— begin —

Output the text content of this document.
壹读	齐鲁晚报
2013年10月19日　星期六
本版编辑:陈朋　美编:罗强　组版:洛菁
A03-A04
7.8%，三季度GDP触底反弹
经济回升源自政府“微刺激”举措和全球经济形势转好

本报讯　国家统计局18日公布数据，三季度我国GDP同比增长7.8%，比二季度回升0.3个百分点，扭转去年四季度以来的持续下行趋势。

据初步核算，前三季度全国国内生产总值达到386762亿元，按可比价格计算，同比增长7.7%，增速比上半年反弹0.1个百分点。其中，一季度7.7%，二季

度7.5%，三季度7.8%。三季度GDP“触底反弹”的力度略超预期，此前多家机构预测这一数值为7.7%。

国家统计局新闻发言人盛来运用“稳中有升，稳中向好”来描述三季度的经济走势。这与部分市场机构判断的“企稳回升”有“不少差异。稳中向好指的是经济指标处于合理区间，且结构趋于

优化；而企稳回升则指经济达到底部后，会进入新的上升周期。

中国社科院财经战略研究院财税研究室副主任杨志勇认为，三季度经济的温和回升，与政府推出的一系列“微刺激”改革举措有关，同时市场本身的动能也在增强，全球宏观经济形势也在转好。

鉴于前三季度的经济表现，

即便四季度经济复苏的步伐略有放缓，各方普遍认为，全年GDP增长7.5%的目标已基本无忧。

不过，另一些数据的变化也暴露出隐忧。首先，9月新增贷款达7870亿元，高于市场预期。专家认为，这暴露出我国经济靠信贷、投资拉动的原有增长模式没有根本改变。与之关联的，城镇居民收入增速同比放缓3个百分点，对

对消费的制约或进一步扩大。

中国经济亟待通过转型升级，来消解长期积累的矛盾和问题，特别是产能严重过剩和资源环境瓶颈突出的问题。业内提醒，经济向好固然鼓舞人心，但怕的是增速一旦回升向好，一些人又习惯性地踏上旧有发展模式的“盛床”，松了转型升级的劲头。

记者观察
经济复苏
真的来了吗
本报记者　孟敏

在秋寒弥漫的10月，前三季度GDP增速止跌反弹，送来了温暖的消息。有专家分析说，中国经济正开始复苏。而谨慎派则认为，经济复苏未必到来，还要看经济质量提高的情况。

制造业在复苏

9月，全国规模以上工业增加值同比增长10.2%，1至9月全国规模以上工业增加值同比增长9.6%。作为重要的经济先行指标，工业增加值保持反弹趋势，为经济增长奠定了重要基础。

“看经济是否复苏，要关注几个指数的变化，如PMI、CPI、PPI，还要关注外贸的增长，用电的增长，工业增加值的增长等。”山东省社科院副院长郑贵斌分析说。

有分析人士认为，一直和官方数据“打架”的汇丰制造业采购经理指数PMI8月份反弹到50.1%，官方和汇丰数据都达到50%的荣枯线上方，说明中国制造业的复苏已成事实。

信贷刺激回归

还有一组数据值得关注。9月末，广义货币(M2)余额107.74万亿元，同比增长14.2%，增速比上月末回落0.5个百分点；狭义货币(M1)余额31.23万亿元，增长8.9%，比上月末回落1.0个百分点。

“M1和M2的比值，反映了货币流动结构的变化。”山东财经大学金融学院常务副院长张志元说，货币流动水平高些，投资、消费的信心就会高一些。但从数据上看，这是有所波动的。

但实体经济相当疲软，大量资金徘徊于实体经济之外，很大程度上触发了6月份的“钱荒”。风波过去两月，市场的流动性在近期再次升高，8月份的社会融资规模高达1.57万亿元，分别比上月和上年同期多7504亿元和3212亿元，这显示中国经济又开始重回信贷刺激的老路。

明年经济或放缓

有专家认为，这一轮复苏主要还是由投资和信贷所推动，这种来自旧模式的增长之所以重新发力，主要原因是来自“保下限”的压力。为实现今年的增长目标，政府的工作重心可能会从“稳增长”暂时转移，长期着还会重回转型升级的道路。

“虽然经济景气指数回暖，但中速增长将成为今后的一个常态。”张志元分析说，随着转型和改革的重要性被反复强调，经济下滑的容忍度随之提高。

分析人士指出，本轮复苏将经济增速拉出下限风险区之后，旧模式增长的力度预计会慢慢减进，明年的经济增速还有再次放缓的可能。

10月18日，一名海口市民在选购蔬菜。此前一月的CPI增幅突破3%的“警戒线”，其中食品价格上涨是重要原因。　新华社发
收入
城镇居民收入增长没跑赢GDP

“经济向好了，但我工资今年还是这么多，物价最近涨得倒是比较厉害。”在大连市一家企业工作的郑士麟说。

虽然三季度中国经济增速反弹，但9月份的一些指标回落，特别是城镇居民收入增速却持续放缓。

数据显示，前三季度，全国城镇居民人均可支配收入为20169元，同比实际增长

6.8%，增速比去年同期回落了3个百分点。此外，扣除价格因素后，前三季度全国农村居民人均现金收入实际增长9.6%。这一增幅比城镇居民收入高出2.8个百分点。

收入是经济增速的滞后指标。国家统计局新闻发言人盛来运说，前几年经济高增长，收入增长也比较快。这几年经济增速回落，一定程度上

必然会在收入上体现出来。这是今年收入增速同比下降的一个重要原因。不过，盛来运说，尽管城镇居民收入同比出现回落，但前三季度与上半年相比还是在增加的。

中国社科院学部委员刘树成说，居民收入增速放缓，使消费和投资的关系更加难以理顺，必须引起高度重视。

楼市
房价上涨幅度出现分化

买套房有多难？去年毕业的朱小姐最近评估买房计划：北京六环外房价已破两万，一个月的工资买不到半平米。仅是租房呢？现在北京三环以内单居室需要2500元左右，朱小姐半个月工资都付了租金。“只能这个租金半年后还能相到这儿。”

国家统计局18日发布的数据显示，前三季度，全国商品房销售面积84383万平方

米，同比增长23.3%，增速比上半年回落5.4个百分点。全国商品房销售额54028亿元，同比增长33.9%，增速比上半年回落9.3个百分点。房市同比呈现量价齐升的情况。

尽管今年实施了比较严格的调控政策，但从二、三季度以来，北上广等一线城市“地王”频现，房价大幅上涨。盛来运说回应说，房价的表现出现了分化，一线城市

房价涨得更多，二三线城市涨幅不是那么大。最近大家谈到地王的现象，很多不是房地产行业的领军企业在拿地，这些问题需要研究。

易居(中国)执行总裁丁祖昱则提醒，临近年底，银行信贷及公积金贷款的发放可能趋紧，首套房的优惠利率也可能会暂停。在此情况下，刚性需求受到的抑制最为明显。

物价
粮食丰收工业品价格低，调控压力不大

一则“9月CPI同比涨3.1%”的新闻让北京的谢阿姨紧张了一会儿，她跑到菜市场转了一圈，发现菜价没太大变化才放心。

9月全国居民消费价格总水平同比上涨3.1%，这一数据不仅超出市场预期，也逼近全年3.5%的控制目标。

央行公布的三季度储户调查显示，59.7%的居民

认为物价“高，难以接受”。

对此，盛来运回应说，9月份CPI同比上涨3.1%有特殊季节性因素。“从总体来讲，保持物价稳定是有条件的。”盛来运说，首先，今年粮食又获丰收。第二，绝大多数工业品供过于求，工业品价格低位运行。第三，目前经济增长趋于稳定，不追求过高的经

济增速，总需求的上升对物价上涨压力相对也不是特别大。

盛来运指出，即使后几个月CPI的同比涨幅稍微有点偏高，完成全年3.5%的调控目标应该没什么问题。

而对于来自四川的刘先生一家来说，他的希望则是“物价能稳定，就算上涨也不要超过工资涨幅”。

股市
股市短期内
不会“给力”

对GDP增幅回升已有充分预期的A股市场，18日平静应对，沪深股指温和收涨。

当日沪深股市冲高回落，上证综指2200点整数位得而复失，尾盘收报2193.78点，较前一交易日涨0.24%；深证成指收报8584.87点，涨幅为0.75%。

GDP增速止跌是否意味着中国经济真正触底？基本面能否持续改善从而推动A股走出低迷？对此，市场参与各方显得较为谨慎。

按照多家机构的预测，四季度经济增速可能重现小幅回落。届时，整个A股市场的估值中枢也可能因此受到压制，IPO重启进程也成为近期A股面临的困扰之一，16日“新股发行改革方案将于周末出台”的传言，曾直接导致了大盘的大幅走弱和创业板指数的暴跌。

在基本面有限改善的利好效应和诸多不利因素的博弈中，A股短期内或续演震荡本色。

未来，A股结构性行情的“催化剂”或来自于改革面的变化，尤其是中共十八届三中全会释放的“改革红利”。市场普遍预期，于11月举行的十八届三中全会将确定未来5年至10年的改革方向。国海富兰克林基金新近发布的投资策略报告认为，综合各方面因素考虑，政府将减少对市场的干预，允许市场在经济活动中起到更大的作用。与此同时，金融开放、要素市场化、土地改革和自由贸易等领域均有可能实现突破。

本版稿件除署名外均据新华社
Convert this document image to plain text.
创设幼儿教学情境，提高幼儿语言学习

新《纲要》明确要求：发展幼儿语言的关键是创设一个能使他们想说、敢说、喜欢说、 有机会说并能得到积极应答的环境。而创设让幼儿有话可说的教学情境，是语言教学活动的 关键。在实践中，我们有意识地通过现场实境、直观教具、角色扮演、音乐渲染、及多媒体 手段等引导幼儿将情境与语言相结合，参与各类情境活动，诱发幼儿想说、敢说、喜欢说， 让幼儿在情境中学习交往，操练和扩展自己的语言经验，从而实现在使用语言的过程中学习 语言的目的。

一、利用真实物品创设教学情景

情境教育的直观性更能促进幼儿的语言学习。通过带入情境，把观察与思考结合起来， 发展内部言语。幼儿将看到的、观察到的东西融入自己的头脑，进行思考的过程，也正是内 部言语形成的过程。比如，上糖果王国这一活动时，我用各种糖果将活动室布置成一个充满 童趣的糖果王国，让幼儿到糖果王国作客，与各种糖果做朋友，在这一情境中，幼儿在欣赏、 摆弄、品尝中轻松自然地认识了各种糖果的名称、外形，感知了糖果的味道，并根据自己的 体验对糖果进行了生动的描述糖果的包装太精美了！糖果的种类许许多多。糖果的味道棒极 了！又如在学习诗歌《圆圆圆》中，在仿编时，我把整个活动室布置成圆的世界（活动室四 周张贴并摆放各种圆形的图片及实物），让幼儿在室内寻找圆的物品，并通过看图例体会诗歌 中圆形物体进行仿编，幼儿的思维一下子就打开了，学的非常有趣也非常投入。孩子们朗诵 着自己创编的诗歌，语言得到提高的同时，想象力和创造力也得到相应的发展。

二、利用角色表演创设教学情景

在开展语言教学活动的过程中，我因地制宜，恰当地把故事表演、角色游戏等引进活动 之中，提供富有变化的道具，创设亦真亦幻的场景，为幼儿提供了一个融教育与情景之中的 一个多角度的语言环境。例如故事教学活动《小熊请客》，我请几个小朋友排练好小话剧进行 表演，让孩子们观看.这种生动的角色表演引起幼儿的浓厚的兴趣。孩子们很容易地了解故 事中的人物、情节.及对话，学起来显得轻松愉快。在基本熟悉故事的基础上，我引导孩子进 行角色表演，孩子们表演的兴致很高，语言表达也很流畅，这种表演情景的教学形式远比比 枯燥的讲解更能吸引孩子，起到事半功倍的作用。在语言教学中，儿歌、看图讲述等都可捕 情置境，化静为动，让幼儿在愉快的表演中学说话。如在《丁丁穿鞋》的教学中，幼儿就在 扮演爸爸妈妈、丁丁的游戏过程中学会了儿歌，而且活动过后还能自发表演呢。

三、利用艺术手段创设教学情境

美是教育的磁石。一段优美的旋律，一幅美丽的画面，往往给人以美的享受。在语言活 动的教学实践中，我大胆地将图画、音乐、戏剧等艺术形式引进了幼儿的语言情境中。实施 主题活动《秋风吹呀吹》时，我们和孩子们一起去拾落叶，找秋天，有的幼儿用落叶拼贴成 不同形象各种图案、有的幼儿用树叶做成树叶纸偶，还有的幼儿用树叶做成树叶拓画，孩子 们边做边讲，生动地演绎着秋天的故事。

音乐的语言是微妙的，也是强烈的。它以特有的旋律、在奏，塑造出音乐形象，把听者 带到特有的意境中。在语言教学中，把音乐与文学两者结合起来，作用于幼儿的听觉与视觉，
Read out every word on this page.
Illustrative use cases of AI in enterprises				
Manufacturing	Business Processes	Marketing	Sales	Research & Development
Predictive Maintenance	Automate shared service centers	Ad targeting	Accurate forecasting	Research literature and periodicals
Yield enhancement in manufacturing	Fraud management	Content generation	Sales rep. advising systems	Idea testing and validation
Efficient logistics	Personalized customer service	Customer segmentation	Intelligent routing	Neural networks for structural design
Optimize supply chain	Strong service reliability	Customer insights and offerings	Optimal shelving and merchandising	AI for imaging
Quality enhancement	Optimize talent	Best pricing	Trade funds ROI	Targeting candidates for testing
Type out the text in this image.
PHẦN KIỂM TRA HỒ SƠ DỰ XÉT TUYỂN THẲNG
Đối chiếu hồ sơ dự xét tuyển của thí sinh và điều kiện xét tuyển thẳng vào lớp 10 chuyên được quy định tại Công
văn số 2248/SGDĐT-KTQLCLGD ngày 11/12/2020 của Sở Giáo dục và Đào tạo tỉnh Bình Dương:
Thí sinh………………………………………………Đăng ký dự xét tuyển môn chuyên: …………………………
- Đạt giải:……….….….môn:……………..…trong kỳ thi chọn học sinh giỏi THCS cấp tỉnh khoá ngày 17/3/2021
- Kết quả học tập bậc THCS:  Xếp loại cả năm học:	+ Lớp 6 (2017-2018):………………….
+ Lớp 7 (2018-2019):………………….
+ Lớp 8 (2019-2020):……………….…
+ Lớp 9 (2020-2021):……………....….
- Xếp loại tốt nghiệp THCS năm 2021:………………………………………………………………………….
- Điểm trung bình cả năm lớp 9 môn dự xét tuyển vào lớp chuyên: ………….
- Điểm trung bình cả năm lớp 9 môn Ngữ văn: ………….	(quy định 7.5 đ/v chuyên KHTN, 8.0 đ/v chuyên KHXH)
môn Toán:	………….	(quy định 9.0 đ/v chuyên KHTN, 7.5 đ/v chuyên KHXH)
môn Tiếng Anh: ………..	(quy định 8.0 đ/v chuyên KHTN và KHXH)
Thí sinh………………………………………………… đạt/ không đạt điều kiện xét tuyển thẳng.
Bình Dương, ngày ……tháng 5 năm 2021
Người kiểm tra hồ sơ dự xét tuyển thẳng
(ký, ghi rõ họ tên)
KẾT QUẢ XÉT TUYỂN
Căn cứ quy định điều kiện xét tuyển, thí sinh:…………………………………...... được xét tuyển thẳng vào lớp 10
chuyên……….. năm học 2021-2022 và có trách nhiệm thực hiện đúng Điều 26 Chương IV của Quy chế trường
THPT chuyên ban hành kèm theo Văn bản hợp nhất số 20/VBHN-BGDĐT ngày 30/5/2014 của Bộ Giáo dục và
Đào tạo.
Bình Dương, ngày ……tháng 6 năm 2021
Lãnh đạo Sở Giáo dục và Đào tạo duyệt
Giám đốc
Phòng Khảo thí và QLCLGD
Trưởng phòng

— end —

_Directions for this task_.
Report how many lines in the listing include the word "text". Give nothing but the count.

_Exercise output_.
3